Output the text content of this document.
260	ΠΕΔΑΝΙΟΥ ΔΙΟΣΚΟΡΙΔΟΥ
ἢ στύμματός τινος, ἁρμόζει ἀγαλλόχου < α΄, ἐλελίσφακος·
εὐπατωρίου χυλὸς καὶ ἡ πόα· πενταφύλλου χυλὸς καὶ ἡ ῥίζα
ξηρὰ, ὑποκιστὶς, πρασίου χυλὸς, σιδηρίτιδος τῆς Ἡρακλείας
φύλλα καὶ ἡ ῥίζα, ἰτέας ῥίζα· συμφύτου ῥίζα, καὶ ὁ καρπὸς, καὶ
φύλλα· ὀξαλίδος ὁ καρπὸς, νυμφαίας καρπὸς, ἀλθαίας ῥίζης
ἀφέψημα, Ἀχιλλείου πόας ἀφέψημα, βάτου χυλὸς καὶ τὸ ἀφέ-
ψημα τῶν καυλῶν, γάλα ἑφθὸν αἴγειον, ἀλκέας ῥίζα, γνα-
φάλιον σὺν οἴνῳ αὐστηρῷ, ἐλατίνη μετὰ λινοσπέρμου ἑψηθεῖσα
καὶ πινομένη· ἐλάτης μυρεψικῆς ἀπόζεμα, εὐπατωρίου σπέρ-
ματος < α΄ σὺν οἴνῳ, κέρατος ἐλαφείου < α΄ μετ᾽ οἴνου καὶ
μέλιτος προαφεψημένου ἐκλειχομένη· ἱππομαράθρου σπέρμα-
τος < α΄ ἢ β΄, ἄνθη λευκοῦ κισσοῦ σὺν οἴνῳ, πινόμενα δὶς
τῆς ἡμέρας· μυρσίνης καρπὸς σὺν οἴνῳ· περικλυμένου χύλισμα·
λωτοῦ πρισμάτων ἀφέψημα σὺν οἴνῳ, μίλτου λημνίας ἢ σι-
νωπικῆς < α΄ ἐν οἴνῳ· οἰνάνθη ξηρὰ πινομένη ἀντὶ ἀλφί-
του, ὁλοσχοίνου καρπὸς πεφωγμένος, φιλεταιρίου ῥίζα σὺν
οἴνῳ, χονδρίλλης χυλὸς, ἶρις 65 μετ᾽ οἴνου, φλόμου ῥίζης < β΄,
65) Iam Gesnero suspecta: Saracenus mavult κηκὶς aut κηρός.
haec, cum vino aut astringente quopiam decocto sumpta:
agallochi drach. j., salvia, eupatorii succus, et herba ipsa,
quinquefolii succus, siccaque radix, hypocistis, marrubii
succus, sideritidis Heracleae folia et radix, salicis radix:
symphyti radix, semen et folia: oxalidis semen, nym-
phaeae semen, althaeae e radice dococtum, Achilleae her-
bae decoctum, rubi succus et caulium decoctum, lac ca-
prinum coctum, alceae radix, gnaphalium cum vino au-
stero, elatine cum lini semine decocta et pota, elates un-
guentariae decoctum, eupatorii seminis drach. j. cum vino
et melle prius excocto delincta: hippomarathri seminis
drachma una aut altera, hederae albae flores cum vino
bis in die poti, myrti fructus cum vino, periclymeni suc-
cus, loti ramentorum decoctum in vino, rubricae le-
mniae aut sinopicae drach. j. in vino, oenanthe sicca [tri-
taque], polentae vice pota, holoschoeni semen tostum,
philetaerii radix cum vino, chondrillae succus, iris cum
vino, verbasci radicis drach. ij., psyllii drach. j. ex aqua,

-=-=-=-=-

Print the material above once more, exactly.

Output the text content of this document.
260	ΠΕΔΑΝΙΟΥ ΔΙΟΣΚΟΡΙΔΟΥ
ἢ στύμματός τινος, ἁρμόζει ἀγαλλόχου < α΄, ἐλελίσφακος·
εὐπατωρίου χυλὸς καὶ ἡ πόα· πενταφύλλου χυλὸς καὶ ἡ ῥίζα
ξηρὰ, ὑποκιστὶς, πρασίου χυλὸς, σιδηρίτιδος τῆς Ἡρακλείας
φύλλα καὶ ἡ ῥίζα, ἰτέας ῥίζα· συμφύτου ῥίζα, καὶ ὁ καρπὸς, καὶ
φύλλα· ὀξαλίδος ὁ καρπὸς, νυμφαίας καρπὸς, ἀλθαίας ῥίζης
ἀφέψημα, Ἀχιλλείου πόας ἀφέψημα, βάτου χυλὸς καὶ τὸ ἀφέ-
ψημα τῶν καυλῶν, γάλα ἑφθὸν αἴγειον, ἀλκέας ῥίζα, γνα-
φάλιον σὺν οἴνῳ αὐστηρῷ, ἐλατίνη μετὰ λινοσπέρμου ἑψηθεῖσα
καὶ πινομένη· ἐλάτης μυρεψικῆς ἀπόζεμα, εὐπατωρίου σπέρ-
ματος < α΄ σὺν οἴνῳ, κέρατος ἐλαφείου < α΄ μετ᾽ οἴνου καὶ
μέλιτος προαφεψημένου ἐκλειχομένη· ἱππομαράθρου σπέρμα-
τος < α΄ ἢ β΄, ἄνθη λευκοῦ κισσοῦ σὺν οἴνῳ, πινόμενα δὶς
τῆς ἡμέρας· μυρσίνης καρπὸς σὺν οἴνῳ· περικλυμένου χύλισμα·
λωτοῦ πρισμάτων ἀφέψημα σὺν οἴνῳ, μίλτου λημνίας ἢ σι-
νωπικῆς < α΄ ἐν οἴνῳ· οἰνάνθη ξηρὰ πινομένη ἀντὶ ἀλφί-
του, ὁλοσχοίνου καρπὸς πεφωγμένος, φιλεταιρίου ῥίζα σὺν
οἴνῳ, χονδρίλλης χυλὸς, ἶρις 65 μετ᾽ οἴνου, φλόμου ῥίζης < β΄,
65) Iam Gesnero suspecta: Saracenus mavult κηκὶς aut κηρός.
haec, cum vino aut astringente quopiam decocto sumpta:
agallochi drach. j., salvia, eupatorii succus, et herba ipsa,
quinquefolii succus, siccaque radix, hypocistis, marrubii
succus, sideritidis Heracleae folia et radix, salicis radix:
symphyti radix, semen et folia: oxalidis semen, nym-
phaeae semen, althaeae e radice dococtum, Achilleae her-
bae decoctum, rubi succus et caulium decoctum, lac ca-
prinum coctum, alceae radix, gnaphalium cum vino au-
stero, elatine cum lini semine decocta et pota, elates un-
guentariae decoctum, eupatorii seminis drach. j. cum vino
et melle prius excocto delincta: hippomarathri seminis
drachma una aut altera, hederae albae flores cum vino
bis in die poti, myrti fructus cum vino, periclymeni suc-
cus, loti ramentorum decoctum in vino, rubricae le-
mniae aut sinopicae drach. j. in vino, oenanthe sicca [tri-
taque], polentae vice pota, holoschoeni semen tostum,
philetaerii radix cum vino, chondrillae succus, iris cum
vino, verbasci radicis drach. ij., psyllii drach. j. ex aqua,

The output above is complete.